==== Source data

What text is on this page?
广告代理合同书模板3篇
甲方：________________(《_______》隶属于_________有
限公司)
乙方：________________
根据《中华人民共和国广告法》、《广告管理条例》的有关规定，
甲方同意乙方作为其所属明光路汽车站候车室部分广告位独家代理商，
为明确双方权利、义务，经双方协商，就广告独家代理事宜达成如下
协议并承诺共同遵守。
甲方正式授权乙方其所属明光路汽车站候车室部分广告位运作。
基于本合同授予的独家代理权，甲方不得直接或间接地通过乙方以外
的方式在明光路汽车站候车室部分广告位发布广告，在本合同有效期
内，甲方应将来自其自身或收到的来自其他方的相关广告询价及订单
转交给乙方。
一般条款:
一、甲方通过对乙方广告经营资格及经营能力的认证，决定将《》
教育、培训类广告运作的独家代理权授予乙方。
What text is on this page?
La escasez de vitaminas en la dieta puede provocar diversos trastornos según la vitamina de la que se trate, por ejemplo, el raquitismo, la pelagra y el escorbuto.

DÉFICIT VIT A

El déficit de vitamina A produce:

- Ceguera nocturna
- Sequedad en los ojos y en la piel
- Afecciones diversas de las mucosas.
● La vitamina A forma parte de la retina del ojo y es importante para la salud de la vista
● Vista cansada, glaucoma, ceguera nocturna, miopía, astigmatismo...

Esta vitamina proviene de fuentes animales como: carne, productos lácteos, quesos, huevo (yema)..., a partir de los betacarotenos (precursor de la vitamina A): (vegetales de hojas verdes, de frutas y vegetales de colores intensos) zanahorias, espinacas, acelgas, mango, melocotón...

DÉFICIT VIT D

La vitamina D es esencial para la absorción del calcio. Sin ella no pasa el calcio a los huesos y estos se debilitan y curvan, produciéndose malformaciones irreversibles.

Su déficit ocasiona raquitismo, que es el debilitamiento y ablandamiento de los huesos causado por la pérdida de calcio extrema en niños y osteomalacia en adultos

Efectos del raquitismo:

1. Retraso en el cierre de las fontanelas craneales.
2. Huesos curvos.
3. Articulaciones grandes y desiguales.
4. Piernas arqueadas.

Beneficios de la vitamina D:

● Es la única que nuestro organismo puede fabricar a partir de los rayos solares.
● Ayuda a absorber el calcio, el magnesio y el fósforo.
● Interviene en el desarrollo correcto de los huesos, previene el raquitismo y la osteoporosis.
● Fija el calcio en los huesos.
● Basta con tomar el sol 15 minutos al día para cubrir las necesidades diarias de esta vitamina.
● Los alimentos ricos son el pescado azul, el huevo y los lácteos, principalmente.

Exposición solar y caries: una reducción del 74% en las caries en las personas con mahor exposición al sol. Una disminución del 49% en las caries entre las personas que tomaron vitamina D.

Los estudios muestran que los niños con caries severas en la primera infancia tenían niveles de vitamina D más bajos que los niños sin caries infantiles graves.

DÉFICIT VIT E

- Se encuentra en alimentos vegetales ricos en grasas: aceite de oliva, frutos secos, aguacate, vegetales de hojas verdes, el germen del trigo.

========

### [Problem]
Print the whole listing again, exactly.

### [Solution below]
What text is on this page?
广告代理合同书模板3篇
甲方：________________(《_______》隶属于_________有
限公司)
乙方：________________
根据《中华人民共和国广告法》、《广告管理条例》的有关规定，
甲方同意乙方作为其所属明光路汽车站候车室部分广告位独家代理商，
为明确双方权利、义务，经双方协商，就广告独家代理事宜达成如下
协议并承诺共同遵守。
甲方正式授权乙方其所属明光路汽车站候车室部分广告位运作。
基于本合同授予的独家代理权，甲方不得直接或间接地通过乙方以外
的方式在明光路汽车站候车室部分广告位发布广告，在本合同有效期
内，甲方应将来自其自身或收到的来自其他方的相关广告询价及订单
转交给乙方。
一般条款:
一、甲方通过对乙方广告经营资格及经营能力的认证，决定将《》
教育、培训类广告运作的独家代理权授予乙方。
What text is on this page?
La escasez de vitaminas en la dieta puede provocar diversos trastornos según la vitamina de la que se trate, por ejemplo, el raquitismo, la pelagra y el escorbuto.

DÉFICIT VIT A

El déficit de vitamina A produce:

- Ceguera nocturna
- Sequedad en los ojos y en la piel
- Afecciones diversas de las mucosas.
● La vitamina A forma parte de la retina del ojo y es importante para la salud de la vista
● Vista cansada, glaucoma, ceguera nocturna, miopía, astigmatismo...

Esta vitamina proviene de fuentes animales como: carne, productos lácteos, quesos, huevo (yema)..., a partir de los betacarotenos (precursor de la vitamina A): (vegetales de hojas verdes, de frutas y vegetales de colores intensos) zanahorias, espinacas, acelgas, mango, melocotón...

DÉFICIT VIT D

La vitamina D es esencial para la absorción del calcio. Sin ella no pasa el calcio a los huesos y estos se debilitan y curvan, produciéndose malformaciones irreversibles.

Su déficit ocasiona raquitismo, que es el debilitamiento y ablandamiento de los huesos causado por la pérdida de calcio extrema en niños y osteomalacia en adultos

Efectos del raquitismo:

1. Retraso en el cierre de las fontanelas craneales.
2. Huesos curvos.
3. Articulaciones grandes y desiguales.
4. Piernas arqueadas.

Beneficios de la vitamina D:

● Es la única que nuestro organismo puede fabricar a partir de los rayos solares.
● Ayuda a absorber el calcio, el magnesio y el fósforo.
● Interviene en el desarrollo correcto de los huesos, previene el raquitismo y la osteoporosis.
● Fija el calcio en los huesos.
● Basta con tomar el sol 15 minutos al día para cubrir las necesidades diarias de esta vitamina.
● Los alimentos ricos son el pescado azul, el huevo y los lácteos, principalmente.

Exposición solar y caries: una reducción del 74% en las caries en las personas con mahor exposición al sol. Una disminución del 49% en las caries entre las personas que tomaron vitamina D.

Los estudios muestran que los niños con caries severas en la primera infancia tenían niveles de vitamina D más bajos que los niños sin caries infantiles graves.

DÉFICIT VIT E

- Se encuentra en alimentos vegetales ricos en grasas: aceite de oliva, frutos secos, aguacate, vegetales de hojas verdes, el germen del trigo.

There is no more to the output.